**MATERIAL FOR THE TASK**
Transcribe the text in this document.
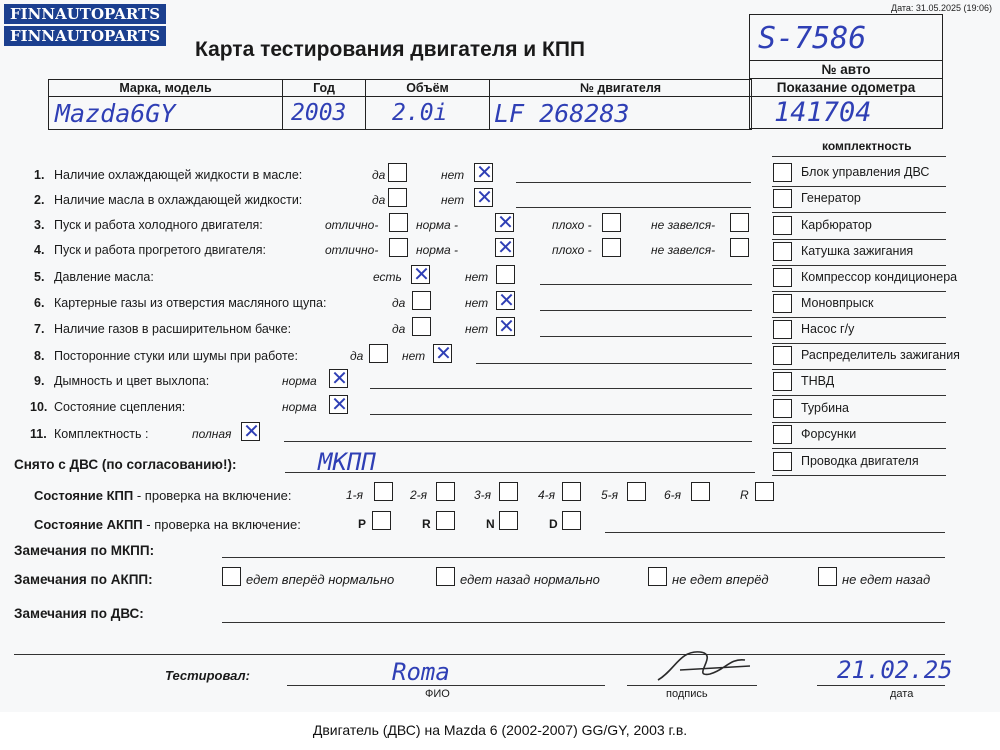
FINNAUTOPARTS
FINNAUTOPARTS
Дата: 31.05.2025 (19:06)
Карта тестирования двигателя и КПП	S-7586
№ авто
Показание одометра
141704
Марка, модель	Год	Объём	№ двигателя
Mazda6GY	2003	2.0i	LF 268283
комплектность
Блок управления ДВС
Генератор
Карбюратор
Катушка зажигания
Компрессор кондиционера
Моновпрыск
Насос г/у
Распределитель зажигания
ТНВД
Турбина
Форсунки
Проводка двигателя
1. Наличие охлаждающей жидкости в масле:	да	нет ✕
2. Наличие масла в охлаждающей жидкости:	да	нет ✕
3. Пуск и работа холодного двигателя:	отлично-	норма - ✕	плохо -	не завелся-
4. Пуск и работа прогретого двигателя:	отлично-	норма - ✕	плохо -	не завелся-
5. Давление масла:	есть ✕	нет
6. Картерные газы из отверстия масляного щупа:	да	нет ✕
7. Наличие газов в расширительном бачке:	да	нет ✕
8. Посторонние стуки или шумы при работе:	да	нет ✕
9. Дымность и цвет выхлопа:	норма ✕
10. Состояние сцепления:	норма ✕
11. Комплектность :	полная ✕
Снято с ДВС (по согласованию!):	МКПП
Состояние КПП - проверка на включение:	1-я	2-я	3-я	4-я	5-я	6-я	R
Состояние АКПП - проверка на включение:	P	R	N	D
Замечания по МКПП:
Замечания по АКПП:	едет вперёд нормально	едет назад нормально	не едет вперёд	не едет назад
Замечания по ДВС:
Тестировал:	Roma
ФИО	подпись
21.02.25
дата
Двигатель (ДВС) на Mazda 6 (2002-2007) GG/GY, 2003 г.в.
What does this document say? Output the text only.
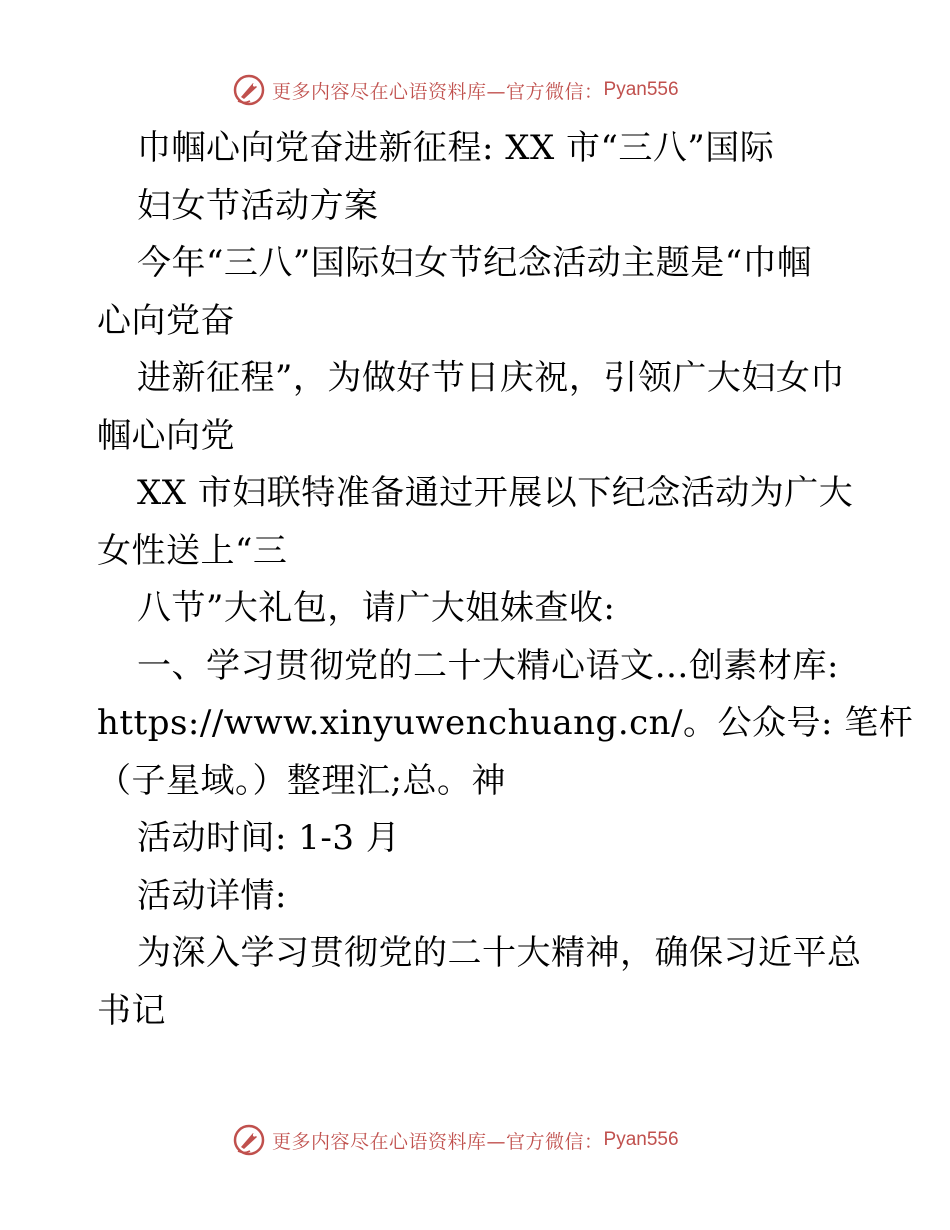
更多内容尽在心语资料库—官方微信： Pyan556
巾帼心向党奋进新征程: XX 市“三八”国际
妇女节活动方案
今年“三八”国际妇女节纪念活动主题是“巾帼
心向党奋
进新征程”，为做好节日庆祝，引领广大妇女巾
帼心向党
XX 市妇联特准备通过开展以下纪念活动为广大
女性送上“三
八节”大礼包，请广大姐妹查收:
一、学习贯彻党的二十大精心语文…创素材库:
https://www.xinyuwenchuang.cn/。公众号: 笔杆
（子星域。）整理汇;总。神
活动时间: 1-3 月
活动详情:
为深入学习贯彻党的二十大精神，确保习近平总
书记
更多内容尽在心语资料库—官方微信： Pyan556
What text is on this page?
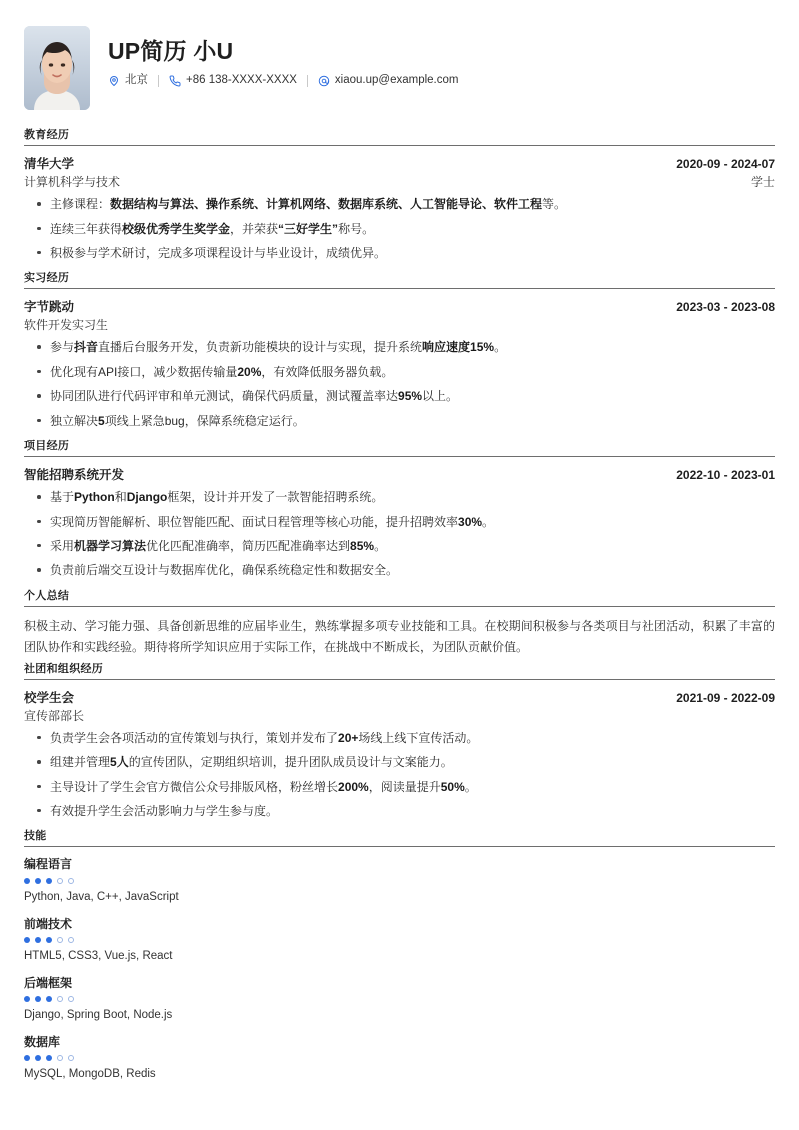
UP简历 小U
北京	+86 138-XXXX-XXXX	xiaou.up@example.com
教育经历
清华大学	2020-09 - 2024-07
计算机科学与技术	学士
主修课程：数据结构与算法、操作系统、计算机网络、数据库系统、人工智能导论、软件工程等。
连续三年获得校级优秀学生奖学金，并荣获“三好学生”称号。
积极参与学术研讨，完成多项课程设计与毕业设计，成绩优异。
实习经历
字节跳动	2023-03 - 2023-08
软件开发实习生
参与抖音直播后台服务开发，负责新功能模块的设计与实现，提升系统响应速度15%。
优化现有API接口，减少数据传输量20%，有效降低服务器负载。
协同团队进行代码评审和单元测试，确保代码质量，测试覆盖率达95%以上。
独立解决5项线上紧急bug，保障系统稳定运行。
项目经历
智能招聘系统开发	2022-10 - 2023-01
基于Python和Django框架，设计并开发了一款智能招聘系统。
实现简历智能解析、职位智能匹配、面试日程管理等核心功能，提升招聘效率30%。
采用机器学习算法优化匹配准确率，简历匹配准确率达到85%。
负责前后端交互设计与数据库优化，确保系统稳定性和数据安全。
个人总结

积极主动、学习能力强、具备创新思维的应届毕业生，熟练掌握多项专业技能和工具。在校期间积极参与各类项目与社团活动，积累了丰富的团队协作和实践经验。期待将所学知识应用于实际工作，在挑战中不断成长，为团队贡献价值。

社团和组织经历
校学生会	2021-09 - 2022-09
宣传部部长
负责学生会各项活动的宣传策划与执行，策划并发布了20+场线上线下宣传活动。
组建并管理5人的宣传团队，定期组织培训，提升团队成员设计与文案能力。
主导设计了学生会官方微信公众号排版风格，粉丝增长200%，阅读量提升50%。
有效提升学生会活动影响力与学生参与度。
技能
编程语言
Python, Java, C++, JavaScript
前端技术
HTML5, CSS3, Vue.js, React
后端框架
Django, Spring Boot, Node.js
数据库
MySQL, MongoDB, Redis
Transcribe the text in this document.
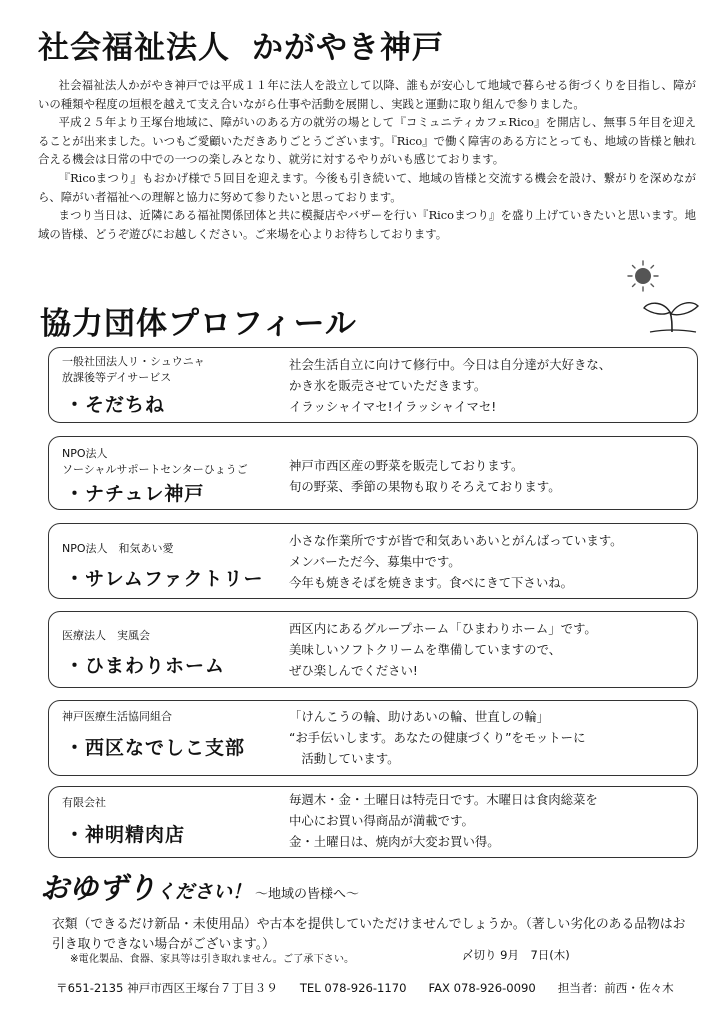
社会福祉法人 かがやき神戸

社会福祉法人かがやき神戸では平成１１年に法人を設立して以降、誰もが安心して地域で暮らせる街づくりを目指し、障がいの種類や程度の垣根を越えて支え合いながら仕事や活動を展開し、実践と運動に取り組んで参りました。

平成２５年より王塚台地域に、障がいのある方の就労の場として『コミュニティカフェRico』を開店し、無事５年目を迎えることが出来ました。いつもご愛顧いただきありごとうございます。『Rico』で働く障害のある方にとっても、地域の皆様と触れ合える機会は日常の中での一つの楽しみとなり、就労に対するやりがいも感じております。

『Ricoまつり』もおかげ様で５回目を迎えます。今後も引き続いて、地域の皆様と交流する機会を設け、繋がりを深めながら、障がい者福祉への理解と協力に努めて参りたいと思っております。

まつり当日は、近隣にある福祉関係団体と共に模擬店やバザーを行い『Ricoまつり』を盛り上げていきたいと思います。地域の皆様、どうぞ遊びにお越しください。ご来場を心よりお待ちしております。

協力団体プロフィール
一般社団法人リ・シュウニャ
放課後等デイサービス
・そだちね
社会生活自立に向けて修行中。今日は自分達が大好きな、
かき氷を販売させていただきます。
イラッシャイマセ!イラッシャイマセ!
NPO法人
ソーシャルサポートセンターひょうご
・ナチュレ神戸
神戸市西区産の野菜を販売しております。
旬の野菜、季節の果物も取りそろえております。
NPO法人　和気あい愛
・サレムファクトリー
小さな作業所ですが皆で和気あいあいとがんばっています。
メンバーただ今、募集中です。
今年も焼きそばを焼きます。食べにきて下さいね。
医療法人　実風会
・ひまわりホーム
西区内にあるグループホーム「ひまわりホーム」です。
美味しいソフトクリームを準備していますので、
ぜひ楽しんでください!
神戸医療生活協同組合
・西区なでしこ支部
「けんこうの輪、助けあいの輪、世直しの輪」
“お手伝いします。あなたの健康づくり”をモットーに
　活動しています。
有限会社
・神明精肉店
毎週木・金・土曜日は特売日です。木曜日は食肉総菜を
中心にお買い得商品が満載です。
金・土曜日は、焼肉が大変お買い得。
おゆずりください！ ～地域の皆様へ～
衣類（できるだけ新品・未使用品）や古本を提供していただけませんでしょうか。（著しい劣化のある品物はお引き取りできない場合がございます。）
※電化製品、食器、家具等は引き取れません。ご了承下さい。	〆切り 9月　7日(木)
〒651-2135 神戸市西区王塚台７丁目３９ TEL 078-926-1170 FAX 078-926-0090 担当者：前西・佐々木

**TASK STATEMENT**
Copy out every line holding the string "АКПП".

**COMPLETE ANSWER**
Состояние АКПП - проверка на включение:	P	R	N	D
Замечания по АКПП:	едет вперёд нормально	едет назад нормально	не едет вперёд	не едет назад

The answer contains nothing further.